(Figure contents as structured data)
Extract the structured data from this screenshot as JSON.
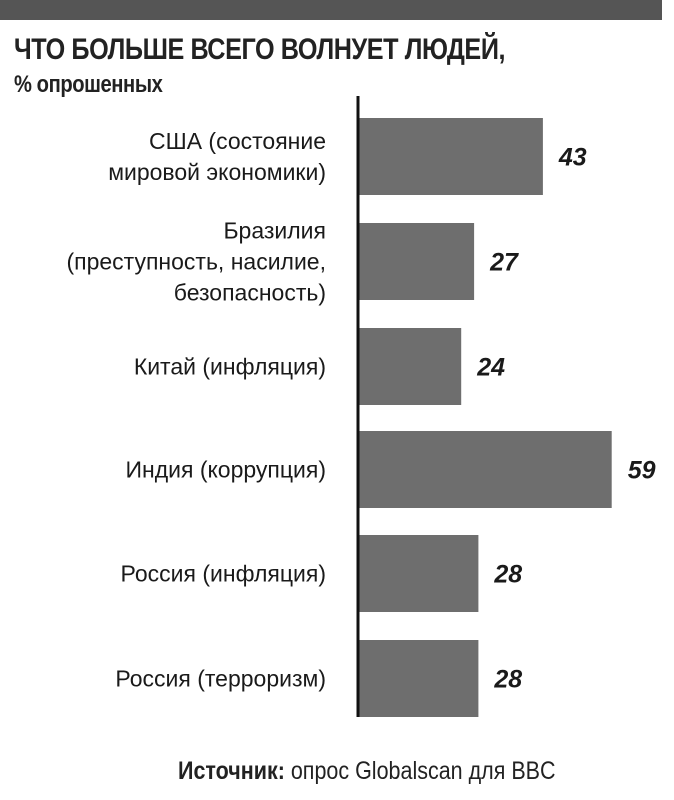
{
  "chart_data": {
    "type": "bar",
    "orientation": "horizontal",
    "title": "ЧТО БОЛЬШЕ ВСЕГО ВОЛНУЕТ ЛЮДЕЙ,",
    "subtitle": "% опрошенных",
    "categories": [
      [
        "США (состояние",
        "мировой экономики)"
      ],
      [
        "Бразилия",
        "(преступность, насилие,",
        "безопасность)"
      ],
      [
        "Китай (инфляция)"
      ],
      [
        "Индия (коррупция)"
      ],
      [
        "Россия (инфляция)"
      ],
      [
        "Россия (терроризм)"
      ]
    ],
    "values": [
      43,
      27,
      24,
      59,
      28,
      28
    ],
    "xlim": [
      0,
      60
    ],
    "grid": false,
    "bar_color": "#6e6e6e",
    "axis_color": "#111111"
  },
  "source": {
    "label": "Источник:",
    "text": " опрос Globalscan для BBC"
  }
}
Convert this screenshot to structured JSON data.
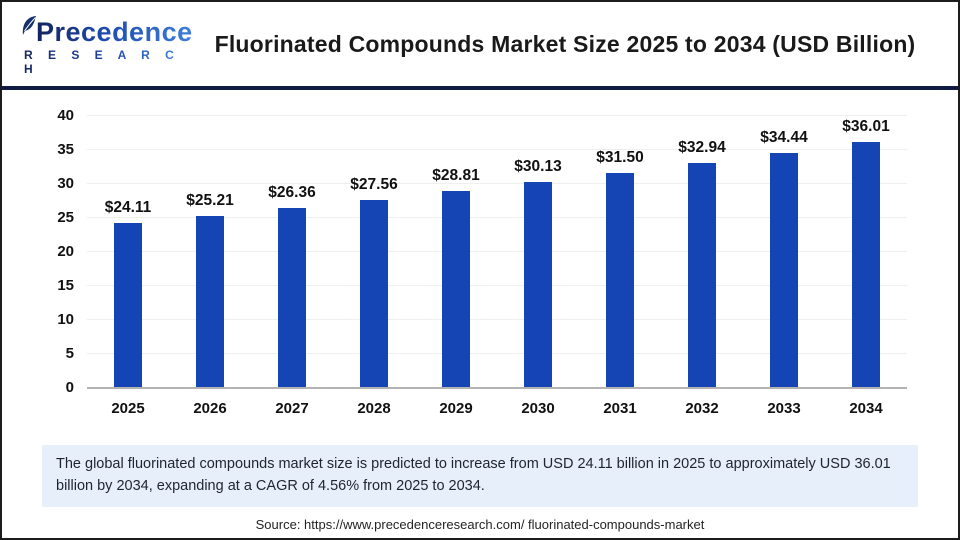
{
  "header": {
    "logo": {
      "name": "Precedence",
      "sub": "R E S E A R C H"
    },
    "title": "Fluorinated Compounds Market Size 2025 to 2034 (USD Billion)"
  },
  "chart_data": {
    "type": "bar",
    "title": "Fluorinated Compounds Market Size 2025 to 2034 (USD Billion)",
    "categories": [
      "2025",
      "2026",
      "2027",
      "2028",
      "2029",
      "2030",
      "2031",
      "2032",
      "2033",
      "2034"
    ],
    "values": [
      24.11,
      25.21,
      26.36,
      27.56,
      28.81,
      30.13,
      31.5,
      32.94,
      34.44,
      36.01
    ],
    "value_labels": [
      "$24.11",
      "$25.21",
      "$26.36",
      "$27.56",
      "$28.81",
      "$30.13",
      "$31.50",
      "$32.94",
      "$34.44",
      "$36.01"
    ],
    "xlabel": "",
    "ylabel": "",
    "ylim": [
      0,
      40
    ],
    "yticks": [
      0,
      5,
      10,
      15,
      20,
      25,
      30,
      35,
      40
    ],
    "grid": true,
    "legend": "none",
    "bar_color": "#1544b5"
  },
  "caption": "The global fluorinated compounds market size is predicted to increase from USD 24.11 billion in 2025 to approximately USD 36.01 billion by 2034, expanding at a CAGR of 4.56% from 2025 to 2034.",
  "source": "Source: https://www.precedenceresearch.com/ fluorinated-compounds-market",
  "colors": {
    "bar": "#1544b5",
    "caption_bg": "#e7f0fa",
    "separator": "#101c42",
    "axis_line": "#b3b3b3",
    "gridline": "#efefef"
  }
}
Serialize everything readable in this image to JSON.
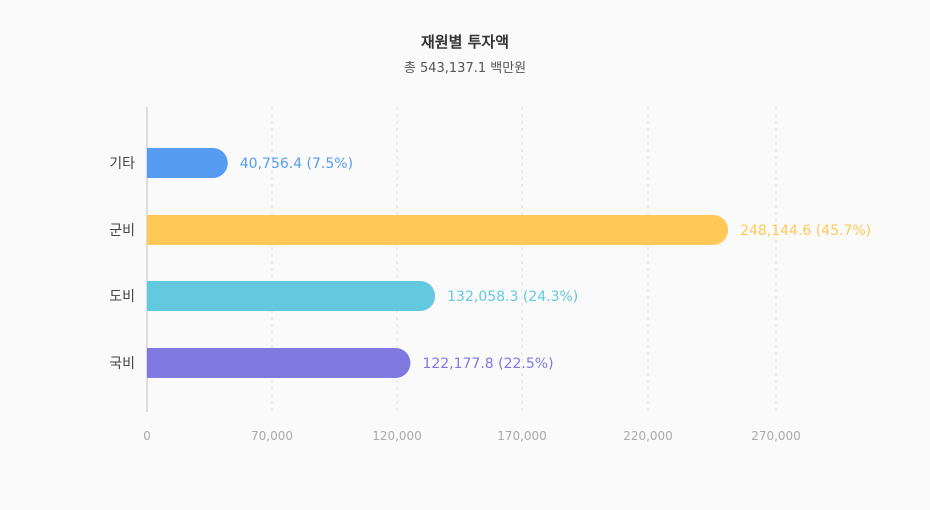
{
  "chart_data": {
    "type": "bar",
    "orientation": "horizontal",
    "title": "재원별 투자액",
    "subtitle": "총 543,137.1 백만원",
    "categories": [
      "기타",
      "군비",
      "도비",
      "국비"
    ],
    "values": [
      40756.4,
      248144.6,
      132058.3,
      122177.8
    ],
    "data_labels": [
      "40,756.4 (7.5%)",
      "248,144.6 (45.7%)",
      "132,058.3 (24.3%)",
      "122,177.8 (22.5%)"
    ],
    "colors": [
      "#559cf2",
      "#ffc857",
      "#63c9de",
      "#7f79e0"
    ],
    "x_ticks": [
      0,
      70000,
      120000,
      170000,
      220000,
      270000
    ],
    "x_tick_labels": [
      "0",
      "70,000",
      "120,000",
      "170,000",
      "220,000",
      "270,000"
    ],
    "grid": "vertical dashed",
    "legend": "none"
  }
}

What this task involves:
Transcribe every line in the entries above, taking out only the images.

Final result:
Extract the structured data from this screenshot as JSON.
{
  "chart_data": {
    "type": "bar",
    "orientation": "horizontal",
    "title": "ЧТО БОЛЬШЕ ВСЕГО ВОЛНУЕТ ЛЮДЕЙ,",
    "subtitle": "% опрошенных",
    "categories": [
      [
        "США (состояние",
        "мировой экономики)"
      ],
      [
        "Бразилия",
        "(преступность, насилие,",
        "безопасность)"
      ],
      [
        "Китай (инфляция)"
      ],
      [
        "Индия (коррупция)"
      ],
      [
        "Россия (инфляция)"
      ],
      [
        "Россия (терроризм)"
      ]
    ],
    "values": [
      43,
      27,
      24,
      59,
      28,
      28
    ],
    "xlim": [
      0,
      60
    ],
    "grid": false,
    "bar_color": "#6e6e6e",
    "axis_color": "#111111"
  },
  "source": {
    "label": "Источник:",
    "text": " опрос Globalscan для BBC"
  }
}
Convert this screenshot to structured JSON data.
{
  "header": {
    "logo": {
      "name": "Precedence",
      "sub": "R E S E A R C H"
    },
    "title": "Fluorinated Compounds Market Size 2025 to 2034 (USD Billion)"
  },
  "chart_data": {
    "type": "bar",
    "title": "Fluorinated Compounds Market Size 2025 to 2034 (USD Billion)",
    "categories": [
      "2025",
      "2026",
      "2027",
      "2028",
      "2029",
      "2030",
      "2031",
      "2032",
      "2033",
      "2034"
    ],
    "values": [
      24.11,
      25.21,
      26.36,
      27.56,
      28.81,
      30.13,
      31.5,
      32.94,
      34.44,
      36.01
    ],
    "value_labels": [
      "$24.11",
      "$25.21",
      "$26.36",
      "$27.56",
      "$28.81",
      "$30.13",
      "$31.50",
      "$32.94",
      "$34.44",
      "$36.01"
    ],
    "xlabel": "",
    "ylabel": "",
    "ylim": [
      0,
      40
    ],
    "yticks": [
      0,
      5,
      10,
      15,
      20,
      25,
      30,
      35,
      40
    ],
    "grid": true,
    "legend": "none",
    "bar_color": "#1544b5"
  },
  "caption": "The global fluorinated compounds market size is predicted to increase from USD 24.11 billion in 2025 to approximately USD 36.01 billion by 2034, expanding at a CAGR of 4.56% from 2025 to 2034.",
  "source": "Source: https://www.precedenceresearch.com/ fluorinated-compounds-market",
  "colors": {
    "bar": "#1544b5",
    "caption_bg": "#e7f0fa",
    "separator": "#101c42",
    "axis_line": "#b3b3b3",
    "gridline": "#efefef"
  }
}
Serialize everything readable in this image to JSON.
{
  "chart_data": {
    "type": "bar",
    "orientation": "horizontal",
    "title": "재원별 투자액",
    "subtitle": "총 543,137.1 백만원",
    "categories": [
      "기타",
      "군비",
      "도비",
      "국비"
    ],
    "values": [
      40756.4,
      248144.6,
      132058.3,
      122177.8
    ],
    "data_labels": [
      "40,756.4 (7.5%)",
      "248,144.6 (45.7%)",
      "132,058.3 (24.3%)",
      "122,177.8 (22.5%)"
    ],
    "colors": [
      "#559cf2",
      "#ffc857",
      "#63c9de",
      "#7f79e0"
    ],
    "x_ticks": [
      0,
      70000,
      120000,
      170000,
      220000,
      270000
    ],
    "x_tick_labels": [
      "0",
      "70,000",
      "120,000",
      "170,000",
      "220,000",
      "270,000"
    ],
    "grid": "vertical dashed",
    "legend": "none"
  }
}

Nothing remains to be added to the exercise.